- **Instructions for the task**: Copy each line of the entries that includes the word "this".

(Extracted data entries)
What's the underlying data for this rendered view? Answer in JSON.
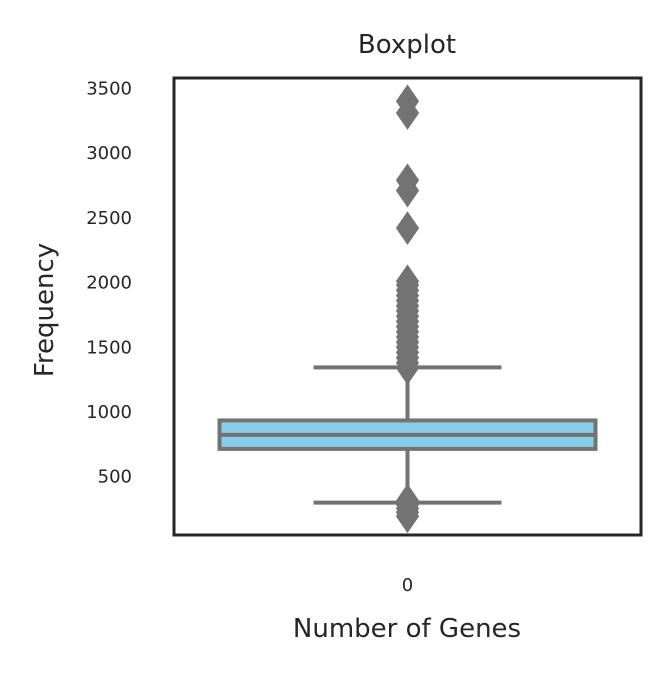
{
  "chart_data": {
    "type": "box",
    "title": "Boxplot",
    "xlabel": "Number of Genes",
    "ylabel": "Frequency",
    "categories": [
      "0"
    ],
    "yticks": [
      500,
      1000,
      1500,
      2000,
      2500,
      3000,
      3500
    ],
    "ylim": [
      50,
      3580
    ],
    "grid": false,
    "box": {
      "whisker_low": 300,
      "q1": 715,
      "median": 823,
      "q3": 935,
      "whisker_high": 1345
    },
    "outliers": [
      195,
      225,
      255,
      285,
      315,
      1340,
      1380,
      1420,
      1460,
      1500,
      1540,
      1580,
      1620,
      1660,
      1700,
      1740,
      1780,
      1820,
      1860,
      1900,
      1940,
      1980,
      2010,
      2420,
      2710,
      2790,
      3310,
      3400
    ],
    "colors": {
      "box_fill": "#87ceeb",
      "line": "#737373",
      "axes": "#262626"
    }
  }
}
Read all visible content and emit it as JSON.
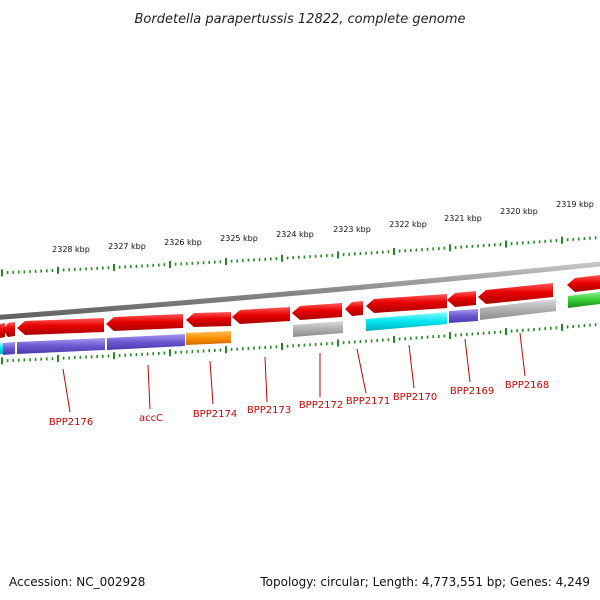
{
  "title": "Bordetella parapertussis 12822, complete genome",
  "footer": {
    "accession": "Accession: NC_002928",
    "summary": "Topology: circular; Length: 4,773,551 bp; Genes: 4,249"
  },
  "scale_labels": [
    "2328 kbp",
    "2327 kbp",
    "2326 kbp",
    "2325 kbp",
    "2324 kbp",
    "2323 kbp",
    "2322 kbp",
    "2321 kbp",
    "2320 kbp",
    "2319 kbp"
  ],
  "gene_labels": [
    "BPP2176",
    "accC",
    "BPP2174",
    "BPP2173",
    "BPP2172",
    "BPP2171",
    "BPP2170",
    "BPP2169",
    "BPP2168"
  ],
  "colors": {
    "backbone": "#8a8a8a",
    "cds": "#ee1111",
    "tick": "#228b22",
    "label": "#cc0000",
    "purple": "#7b68d8",
    "orange": "#ff9900",
    "gray": "#b0b0b0",
    "cyan": "#00e5ee",
    "green": "#33cc33"
  }
}
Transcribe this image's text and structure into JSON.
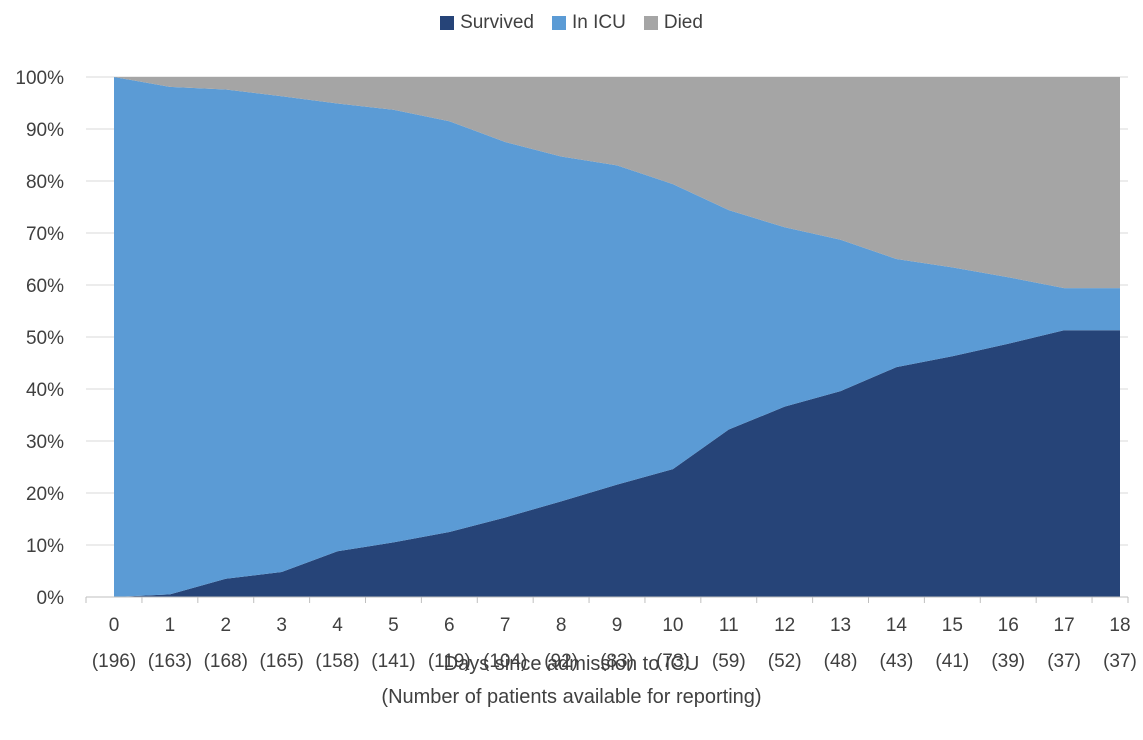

- **Exercise output**:
What's the underlying data for this rendered view? Answer in JSON.
Transcribe this image's text and structure into JSON.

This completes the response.